BEGIN

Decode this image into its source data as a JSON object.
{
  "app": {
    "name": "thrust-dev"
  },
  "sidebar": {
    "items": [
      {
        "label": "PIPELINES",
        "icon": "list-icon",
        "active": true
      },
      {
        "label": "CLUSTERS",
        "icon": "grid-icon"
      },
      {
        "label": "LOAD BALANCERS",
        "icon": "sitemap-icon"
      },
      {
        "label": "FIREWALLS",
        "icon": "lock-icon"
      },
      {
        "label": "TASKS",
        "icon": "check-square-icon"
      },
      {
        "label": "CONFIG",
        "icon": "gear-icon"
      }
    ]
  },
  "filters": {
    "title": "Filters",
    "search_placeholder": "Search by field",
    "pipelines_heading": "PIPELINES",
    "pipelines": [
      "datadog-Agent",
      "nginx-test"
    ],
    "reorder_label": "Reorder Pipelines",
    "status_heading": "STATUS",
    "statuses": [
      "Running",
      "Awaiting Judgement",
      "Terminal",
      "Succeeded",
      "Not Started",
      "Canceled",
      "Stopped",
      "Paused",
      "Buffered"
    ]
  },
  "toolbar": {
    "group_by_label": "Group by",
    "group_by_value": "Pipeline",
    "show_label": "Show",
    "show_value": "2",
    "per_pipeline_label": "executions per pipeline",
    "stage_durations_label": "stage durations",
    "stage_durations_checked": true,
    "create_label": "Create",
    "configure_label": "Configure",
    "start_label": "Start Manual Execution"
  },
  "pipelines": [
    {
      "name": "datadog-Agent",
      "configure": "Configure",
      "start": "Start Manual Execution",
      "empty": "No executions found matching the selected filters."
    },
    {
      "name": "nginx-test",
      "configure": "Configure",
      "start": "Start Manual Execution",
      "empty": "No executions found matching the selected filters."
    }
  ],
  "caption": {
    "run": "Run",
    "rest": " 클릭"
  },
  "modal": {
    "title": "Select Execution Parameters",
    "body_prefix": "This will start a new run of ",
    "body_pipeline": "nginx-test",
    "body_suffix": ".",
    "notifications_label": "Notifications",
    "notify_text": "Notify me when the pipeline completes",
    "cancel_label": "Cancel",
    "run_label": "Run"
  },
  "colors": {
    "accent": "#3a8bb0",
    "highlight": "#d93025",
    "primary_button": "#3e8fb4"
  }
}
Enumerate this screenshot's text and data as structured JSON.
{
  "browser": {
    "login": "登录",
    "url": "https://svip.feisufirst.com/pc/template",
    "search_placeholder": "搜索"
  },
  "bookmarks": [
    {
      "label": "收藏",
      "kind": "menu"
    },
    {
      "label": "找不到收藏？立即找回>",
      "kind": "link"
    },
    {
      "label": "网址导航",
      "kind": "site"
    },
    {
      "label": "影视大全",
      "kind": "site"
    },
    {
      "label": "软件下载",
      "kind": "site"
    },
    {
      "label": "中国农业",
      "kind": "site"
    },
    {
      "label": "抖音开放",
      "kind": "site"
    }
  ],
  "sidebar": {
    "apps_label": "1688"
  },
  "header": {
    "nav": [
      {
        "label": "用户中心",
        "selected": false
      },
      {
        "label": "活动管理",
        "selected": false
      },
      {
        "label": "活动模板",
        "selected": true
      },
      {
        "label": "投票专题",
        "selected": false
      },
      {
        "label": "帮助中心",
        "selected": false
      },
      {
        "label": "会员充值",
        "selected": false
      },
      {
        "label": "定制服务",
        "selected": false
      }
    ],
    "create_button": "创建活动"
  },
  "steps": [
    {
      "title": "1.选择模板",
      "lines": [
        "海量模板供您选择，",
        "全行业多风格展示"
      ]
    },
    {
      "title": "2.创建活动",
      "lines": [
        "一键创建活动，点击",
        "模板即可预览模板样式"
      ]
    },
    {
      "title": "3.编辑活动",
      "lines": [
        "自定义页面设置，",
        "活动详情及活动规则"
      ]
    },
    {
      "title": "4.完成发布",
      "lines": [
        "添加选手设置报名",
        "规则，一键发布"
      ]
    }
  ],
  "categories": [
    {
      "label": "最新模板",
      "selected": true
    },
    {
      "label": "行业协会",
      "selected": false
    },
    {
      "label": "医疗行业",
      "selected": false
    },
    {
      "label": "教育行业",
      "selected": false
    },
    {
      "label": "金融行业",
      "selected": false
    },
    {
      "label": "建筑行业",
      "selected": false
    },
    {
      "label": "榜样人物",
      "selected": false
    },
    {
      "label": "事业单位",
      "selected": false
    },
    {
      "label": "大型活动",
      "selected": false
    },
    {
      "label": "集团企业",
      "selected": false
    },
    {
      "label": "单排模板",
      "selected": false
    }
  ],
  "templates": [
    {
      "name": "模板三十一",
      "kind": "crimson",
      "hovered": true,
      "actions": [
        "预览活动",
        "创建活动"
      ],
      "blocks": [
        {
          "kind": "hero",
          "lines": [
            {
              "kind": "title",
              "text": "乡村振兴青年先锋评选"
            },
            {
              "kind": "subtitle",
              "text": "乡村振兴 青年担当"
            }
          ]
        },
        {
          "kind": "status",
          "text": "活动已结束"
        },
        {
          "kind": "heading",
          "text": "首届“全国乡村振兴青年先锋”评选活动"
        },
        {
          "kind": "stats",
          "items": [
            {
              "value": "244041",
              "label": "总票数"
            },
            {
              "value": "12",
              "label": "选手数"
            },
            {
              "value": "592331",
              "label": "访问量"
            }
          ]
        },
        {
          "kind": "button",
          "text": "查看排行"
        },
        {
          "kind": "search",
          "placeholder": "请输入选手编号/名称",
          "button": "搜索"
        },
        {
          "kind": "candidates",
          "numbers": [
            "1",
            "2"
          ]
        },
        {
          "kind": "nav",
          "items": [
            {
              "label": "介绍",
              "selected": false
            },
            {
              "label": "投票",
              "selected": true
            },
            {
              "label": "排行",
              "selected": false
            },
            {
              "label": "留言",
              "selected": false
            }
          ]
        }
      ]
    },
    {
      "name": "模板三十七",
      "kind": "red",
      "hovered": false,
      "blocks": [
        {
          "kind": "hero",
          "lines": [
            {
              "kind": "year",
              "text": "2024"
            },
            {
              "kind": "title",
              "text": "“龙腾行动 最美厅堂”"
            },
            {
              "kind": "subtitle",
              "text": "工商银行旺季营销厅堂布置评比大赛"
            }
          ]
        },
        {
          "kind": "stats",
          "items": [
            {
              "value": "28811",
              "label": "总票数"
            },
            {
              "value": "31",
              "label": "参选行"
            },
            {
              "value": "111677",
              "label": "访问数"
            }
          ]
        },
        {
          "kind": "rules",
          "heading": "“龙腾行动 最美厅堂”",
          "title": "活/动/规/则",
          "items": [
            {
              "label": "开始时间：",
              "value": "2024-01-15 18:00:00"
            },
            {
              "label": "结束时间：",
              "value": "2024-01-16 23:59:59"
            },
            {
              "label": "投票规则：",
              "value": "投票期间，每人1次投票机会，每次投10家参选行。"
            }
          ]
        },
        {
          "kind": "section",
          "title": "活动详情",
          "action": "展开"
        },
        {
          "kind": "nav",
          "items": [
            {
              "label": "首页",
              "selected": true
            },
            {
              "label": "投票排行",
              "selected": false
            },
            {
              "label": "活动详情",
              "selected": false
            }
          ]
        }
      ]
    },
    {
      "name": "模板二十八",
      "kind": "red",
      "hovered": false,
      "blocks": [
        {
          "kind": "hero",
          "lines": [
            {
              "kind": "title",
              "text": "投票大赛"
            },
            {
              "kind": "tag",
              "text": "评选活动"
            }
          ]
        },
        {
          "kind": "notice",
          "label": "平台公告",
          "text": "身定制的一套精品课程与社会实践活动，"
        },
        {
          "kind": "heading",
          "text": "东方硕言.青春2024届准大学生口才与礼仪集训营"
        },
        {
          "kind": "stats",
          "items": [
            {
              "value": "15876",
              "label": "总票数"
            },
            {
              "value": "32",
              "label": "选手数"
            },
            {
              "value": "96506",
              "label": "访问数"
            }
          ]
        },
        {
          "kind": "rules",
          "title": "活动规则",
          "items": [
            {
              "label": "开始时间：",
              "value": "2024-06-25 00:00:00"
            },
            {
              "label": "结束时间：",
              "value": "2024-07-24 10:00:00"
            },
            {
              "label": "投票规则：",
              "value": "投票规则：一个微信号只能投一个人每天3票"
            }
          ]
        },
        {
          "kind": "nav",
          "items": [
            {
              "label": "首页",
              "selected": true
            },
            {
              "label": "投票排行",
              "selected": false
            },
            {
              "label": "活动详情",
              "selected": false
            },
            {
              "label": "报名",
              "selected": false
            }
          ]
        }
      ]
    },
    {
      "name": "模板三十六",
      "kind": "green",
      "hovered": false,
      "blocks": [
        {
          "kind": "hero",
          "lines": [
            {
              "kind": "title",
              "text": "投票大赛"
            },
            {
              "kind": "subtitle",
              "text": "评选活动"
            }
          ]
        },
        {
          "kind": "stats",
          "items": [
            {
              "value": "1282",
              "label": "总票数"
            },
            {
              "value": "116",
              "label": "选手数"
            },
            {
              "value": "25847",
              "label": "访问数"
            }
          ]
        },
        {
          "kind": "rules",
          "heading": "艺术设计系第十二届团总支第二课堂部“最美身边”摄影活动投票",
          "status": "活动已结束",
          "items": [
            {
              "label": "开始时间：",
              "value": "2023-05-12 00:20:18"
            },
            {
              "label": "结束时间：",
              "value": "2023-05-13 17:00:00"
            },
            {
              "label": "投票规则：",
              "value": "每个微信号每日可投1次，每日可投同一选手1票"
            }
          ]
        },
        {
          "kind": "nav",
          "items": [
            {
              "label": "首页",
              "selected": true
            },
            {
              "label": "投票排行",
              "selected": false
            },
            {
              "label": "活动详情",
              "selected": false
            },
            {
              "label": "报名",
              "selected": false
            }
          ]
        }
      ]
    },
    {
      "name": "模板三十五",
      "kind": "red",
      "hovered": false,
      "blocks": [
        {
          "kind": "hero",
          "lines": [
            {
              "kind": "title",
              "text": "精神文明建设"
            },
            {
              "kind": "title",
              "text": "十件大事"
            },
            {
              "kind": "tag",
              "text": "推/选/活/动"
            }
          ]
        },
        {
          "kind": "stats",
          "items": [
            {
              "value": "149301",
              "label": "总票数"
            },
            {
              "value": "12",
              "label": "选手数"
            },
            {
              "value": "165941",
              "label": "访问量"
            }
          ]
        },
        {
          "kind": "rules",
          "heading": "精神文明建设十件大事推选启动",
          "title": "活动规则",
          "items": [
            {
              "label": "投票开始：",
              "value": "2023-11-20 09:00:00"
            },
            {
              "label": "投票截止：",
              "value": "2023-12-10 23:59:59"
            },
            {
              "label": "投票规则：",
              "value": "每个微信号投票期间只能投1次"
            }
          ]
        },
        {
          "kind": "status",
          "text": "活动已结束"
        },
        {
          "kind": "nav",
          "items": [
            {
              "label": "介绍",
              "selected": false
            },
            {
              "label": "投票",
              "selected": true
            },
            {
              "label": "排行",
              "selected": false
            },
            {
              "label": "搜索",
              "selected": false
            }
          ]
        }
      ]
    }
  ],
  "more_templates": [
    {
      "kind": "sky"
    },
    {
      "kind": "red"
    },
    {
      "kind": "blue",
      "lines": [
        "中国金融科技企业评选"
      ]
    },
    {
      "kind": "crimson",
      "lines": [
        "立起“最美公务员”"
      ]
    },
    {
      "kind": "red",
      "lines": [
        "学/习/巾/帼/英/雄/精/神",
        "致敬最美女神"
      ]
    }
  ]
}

END

**Work instructions:**
Return all lines containing the word "JSON".

**Exercise response:**
Decode this image into its source data as a JSON object.
Enumerate this screenshot's text and data as structured JSON.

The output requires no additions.